Stored records:
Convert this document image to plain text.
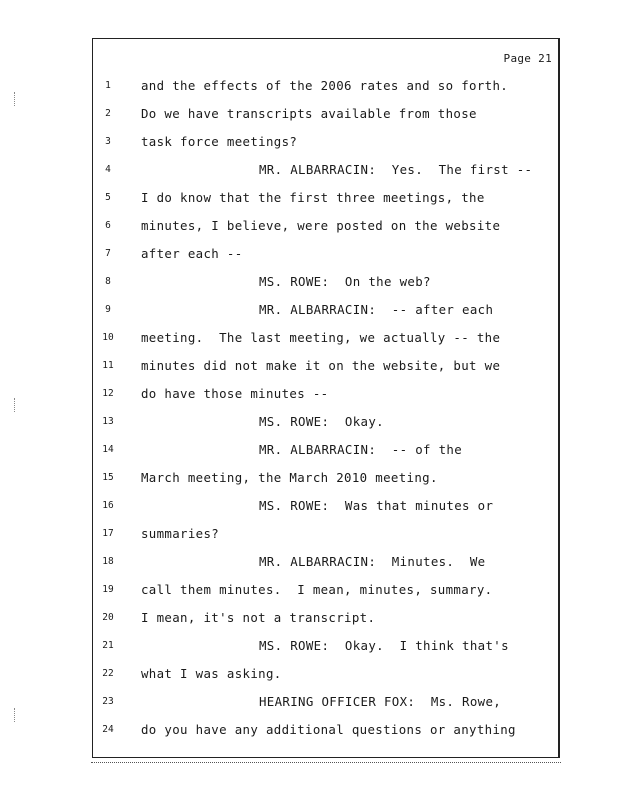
Page 21
1	and the effects of the 2006 rates and so forth.
2	Do we have transcripts available from those
3	task force meetings?
4	MR. ALBARRACIN:  Yes.  The first --
5	I do know that the first three meetings, the
6	minutes, I believe, were posted on the website
7	after each --
8	MS. ROWE:  On the web?
9	MR. ALBARRACIN:  -- after each
10	meeting.  The last meeting, we actually -- the
11	minutes did not make it on the website, but we
12	do have those minutes --
13	MS. ROWE:  Okay.
14	MR. ALBARRACIN:  -- of the
15	March meeting, the March 2010 meeting.
16	MS. ROWE:  Was that minutes or
17	summaries?
18	MR. ALBARRACIN:  Minutes.  We
19	call them minutes.  I mean, minutes, summary.
20	I mean, it's not a transcript.
21	MS. ROWE:  Okay.  I think that's
22	what I was asking.
23	HEARING OFFICER FOX:  Ms. Rowe,
24	do you have any additional questions or anything
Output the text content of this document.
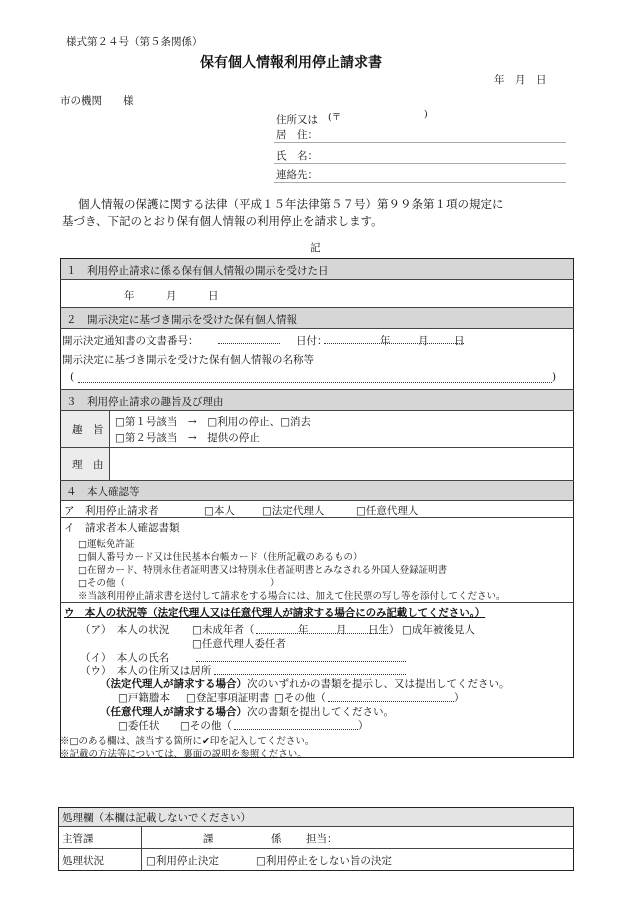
様式第２４号（第５条関係）
保有個人情報利用停止請求書
年　月　日
市の機関　　様
住所又は (〒	)
居　住：
氏　名：
連絡先：
個人情報の保護に関する法律（平成１５年法律第５７号）第９９条第１項の規定に
基づき、下記のとおり保有個人情報の利用停止を請求します。
記
１　利用停止請求に係る保有個人情報の開示を受けた日
年　　　月　　　日
２　開示決定に基づき開示を受けた保有個人情報
開示決定通知書の文書番号：	日付：	年	月 日
開示決定に基づき開示を受けた保有個人情報の名称等
(	)
３　利用停止請求の趣旨及び理由
趣　旨
□第１号該当　→　□利用の停止、□消去
□第２号該当　→　提供の停止
理　由
４　本人確認等
ア　利用停止請求者	□本人	□法定代理人	□任意代理人
イ　請求者本人確認書類
□運転免許証
□個人番号カード又は住民基本台帳カード（住所記載のあるもの）
□在留カード、特別永住者証明書又は特別永住者証明書とみなされる外国人登録証明書
□その他（	）
※当該利用停止請求書を送付して請求をする場合には、加えて住民票の写し等を添付してください。
ウ　本人の状況等（法定代理人又は任意代理人が請求する場合にのみ記載してください。）
（ア）　本人の状況 □未成年者（	年	月 日生） □成年被後見人
□任意代理人委任者
（イ）　本人の氏名
（ウ）　本人の住所又は居所
（法定代理人が請求する場合）次のいずれかの書類を提示し、又は提出してください。
□戸籍謄本 □登記事項証明書 □その他（	）
（任意代理人が請求する場合）次の書類を提出してください。
□委任状 □その他（	）
※□のある欄は、該当する箇所に✔印を記入してください。
※記載の方法等については、裏面の説明を参照ください。
処理欄（本欄は記載しないでください）
主管課	課	係 担当：
処理状況	□利用停止決定	□利用停止をしない旨の決定
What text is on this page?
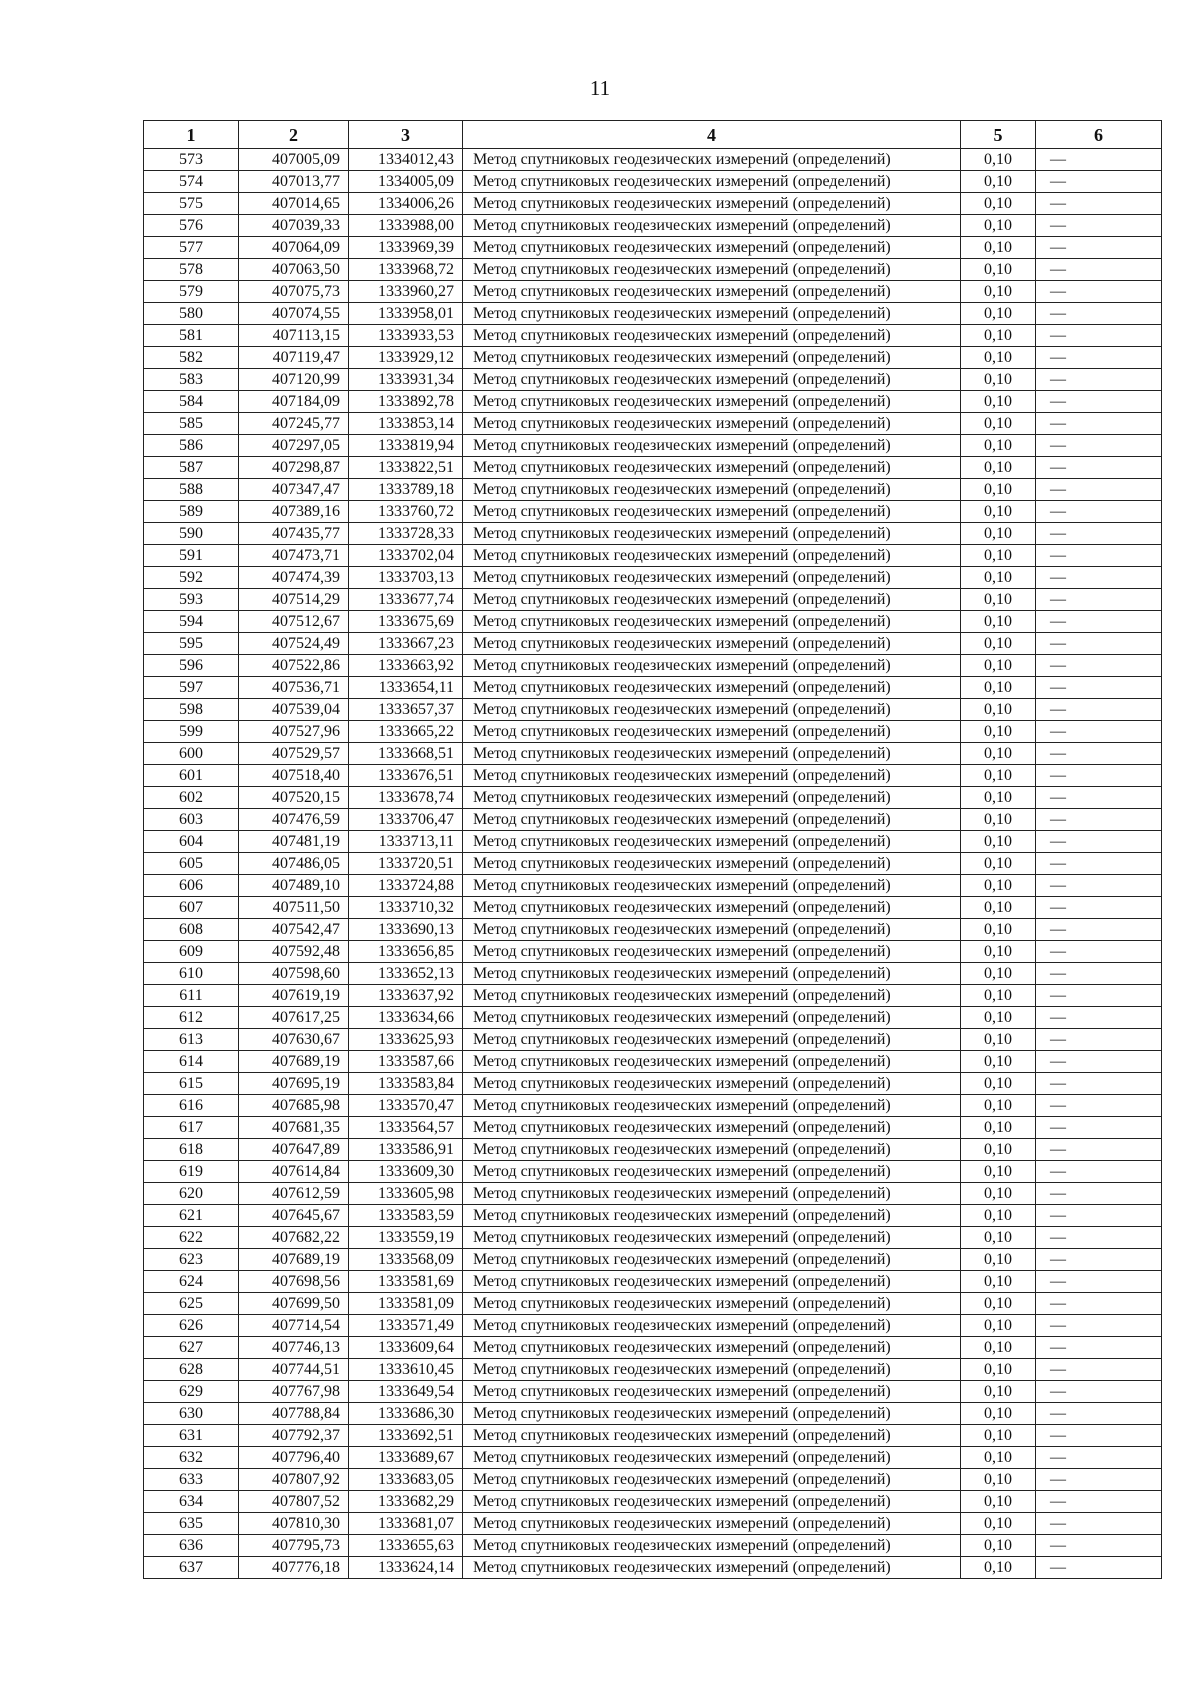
11
1	2	3	4	5	6
573	407005,09	1334012,43	Метод спутниковых геодезических измерений (определений)	0,10	—
574	407013,77	1334005,09	Метод спутниковых геодезических измерений (определений)	0,10	—
575	407014,65	1334006,26	Метод спутниковых геодезических измерений (определений)	0,10	—
576	407039,33	1333988,00	Метод спутниковых геодезических измерений (определений)	0,10	—
577	407064,09	1333969,39	Метод спутниковых геодезических измерений (определений)	0,10	—
578	407063,50	1333968,72	Метод спутниковых геодезических измерений (определений)	0,10	—
579	407075,73	1333960,27	Метод спутниковых геодезических измерений (определений)	0,10	—
580	407074,55	1333958,01	Метод спутниковых геодезических измерений (определений)	0,10	—
581	407113,15	1333933,53	Метод спутниковых геодезических измерений (определений)	0,10	—
582	407119,47	1333929,12	Метод спутниковых геодезических измерений (определений)	0,10	—
583	407120,99	1333931,34	Метод спутниковых геодезических измерений (определений)	0,10	—
584	407184,09	1333892,78	Метод спутниковых геодезических измерений (определений)	0,10	—
585	407245,77	1333853,14	Метод спутниковых геодезических измерений (определений)	0,10	—
586	407297,05	1333819,94	Метод спутниковых геодезических измерений (определений)	0,10	—
587	407298,87	1333822,51	Метод спутниковых геодезических измерений (определений)	0,10	—
588	407347,47	1333789,18	Метод спутниковых геодезических измерений (определений)	0,10	—
589	407389,16	1333760,72	Метод спутниковых геодезических измерений (определений)	0,10	—
590	407435,77	1333728,33	Метод спутниковых геодезических измерений (определений)	0,10	—
591	407473,71	1333702,04	Метод спутниковых геодезических измерений (определений)	0,10	—
592	407474,39	1333703,13	Метод спутниковых геодезических измерений (определений)	0,10	—
593	407514,29	1333677,74	Метод спутниковых геодезических измерений (определений)	0,10	—
594	407512,67	1333675,69	Метод спутниковых геодезических измерений (определений)	0,10	—
595	407524,49	1333667,23	Метод спутниковых геодезических измерений (определений)	0,10	—
596	407522,86	1333663,92	Метод спутниковых геодезических измерений (определений)	0,10	—
597	407536,71	1333654,11	Метод спутниковых геодезических измерений (определений)	0,10	—
598	407539,04	1333657,37	Метод спутниковых геодезических измерений (определений)	0,10	—
599	407527,96	1333665,22	Метод спутниковых геодезических измерений (определений)	0,10	—
600	407529,57	1333668,51	Метод спутниковых геодезических измерений (определений)	0,10	—
601	407518,40	1333676,51	Метод спутниковых геодезических измерений (определений)	0,10	—
602	407520,15	1333678,74	Метод спутниковых геодезических измерений (определений)	0,10	—
603	407476,59	1333706,47	Метод спутниковых геодезических измерений (определений)	0,10	—
604	407481,19	1333713,11	Метод спутниковых геодезических измерений (определений)	0,10	—
605	407486,05	1333720,51	Метод спутниковых геодезических измерений (определений)	0,10	—
606	407489,10	1333724,88	Метод спутниковых геодезических измерений (определений)	0,10	—
607	407511,50	1333710,32	Метод спутниковых геодезических измерений (определений)	0,10	—
608	407542,47	1333690,13	Метод спутниковых геодезических измерений (определений)	0,10	—
609	407592,48	1333656,85	Метод спутниковых геодезических измерений (определений)	0,10	—
610	407598,60	1333652,13	Метод спутниковых геодезических измерений (определений)	0,10	—
611	407619,19	1333637,92	Метод спутниковых геодезических измерений (определений)	0,10	—
612	407617,25	1333634,66	Метод спутниковых геодезических измерений (определений)	0,10	—
613	407630,67	1333625,93	Метод спутниковых геодезических измерений (определений)	0,10	—
614	407689,19	1333587,66	Метод спутниковых геодезических измерений (определений)	0,10	—
615	407695,19	1333583,84	Метод спутниковых геодезических измерений (определений)	0,10	—
616	407685,98	1333570,47	Метод спутниковых геодезических измерений (определений)	0,10	—
617	407681,35	1333564,57	Метод спутниковых геодезических измерений (определений)	0,10	—
618	407647,89	1333586,91	Метод спутниковых геодезических измерений (определений)	0,10	—
619	407614,84	1333609,30	Метод спутниковых геодезических измерений (определений)	0,10	—
620	407612,59	1333605,98	Метод спутниковых геодезических измерений (определений)	0,10	—
621	407645,67	1333583,59	Метод спутниковых геодезических измерений (определений)	0,10	—
622	407682,22	1333559,19	Метод спутниковых геодезических измерений (определений)	0,10	—
623	407689,19	1333568,09	Метод спутниковых геодезических измерений (определений)	0,10	—
624	407698,56	1333581,69	Метод спутниковых геодезических измерений (определений)	0,10	—
625	407699,50	1333581,09	Метод спутниковых геодезических измерений (определений)	0,10	—
626	407714,54	1333571,49	Метод спутниковых геодезических измерений (определений)	0,10	—
627	407746,13	1333609,64	Метод спутниковых геодезических измерений (определений)	0,10	—
628	407744,51	1333610,45	Метод спутниковых геодезических измерений (определений)	0,10	—
629	407767,98	1333649,54	Метод спутниковых геодезических измерений (определений)	0,10	—
630	407788,84	1333686,30	Метод спутниковых геодезических измерений (определений)	0,10	—
631	407792,37	1333692,51	Метод спутниковых геодезических измерений (определений)	0,10	—
632	407796,40	1333689,67	Метод спутниковых геодезических измерений (определений)	0,10	—
633	407807,92	1333683,05	Метод спутниковых геодезических измерений (определений)	0,10	—
634	407807,52	1333682,29	Метод спутниковых геодезических измерений (определений)	0,10	—
635	407810,30	1333681,07	Метод спутниковых геодезических измерений (определений)	0,10	—
636	407795,73	1333655,63	Метод спутниковых геодезических измерений (определений)	0,10	—
637	407776,18	1333624,14	Метод спутниковых геодезических измерений (определений)	0,10	—
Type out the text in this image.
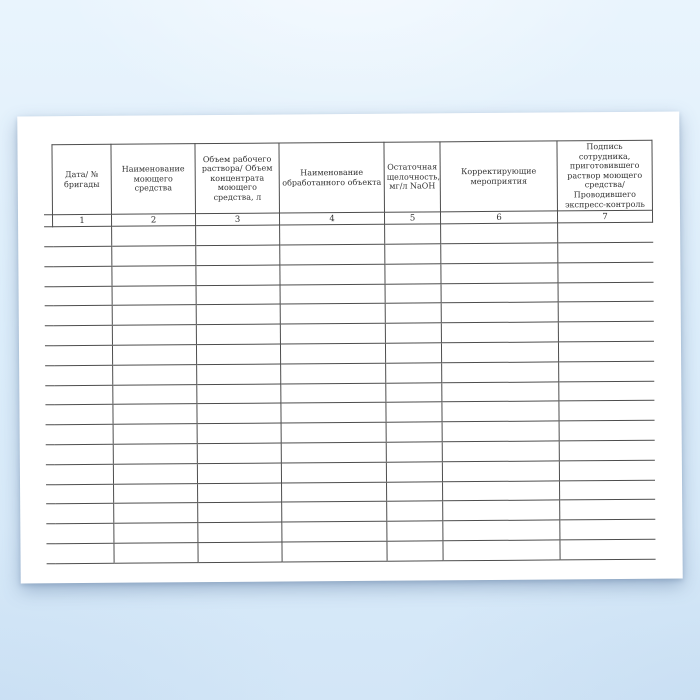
Дата/ № бригады	Наименование моющего средства	Объем рабочего раствора/ Объем концентрата моющего средства, л	Наименование обработанного объекта	Остаточная щелочность, мг/л NaOH	Корректирующие мероприятия	Подпись сотрудника, приготовившего раствор моющего средства/ Проводившего экспресс-контроль
1	2	3	4	5	6	7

EXERCISE TASK: Copy the final portion of the records: every line from the one containing "Type out the text in this image." through the last, word for word, without pictures.

EXERCISE RESULT:
Type out the text in this image.
Дата/ № бригады	Наименование моющего средства	Объем рабочего раствора/ Объем концентрата моющего средства, л	Наименование обработанного объекта	Остаточная щелочность, мг/л NaOH	Корректирующие мероприятия	Подпись сотрудника, приготовившего раствор моющего средства/ Проводившего экспресс-контроль
1	2	3	4	5	6	7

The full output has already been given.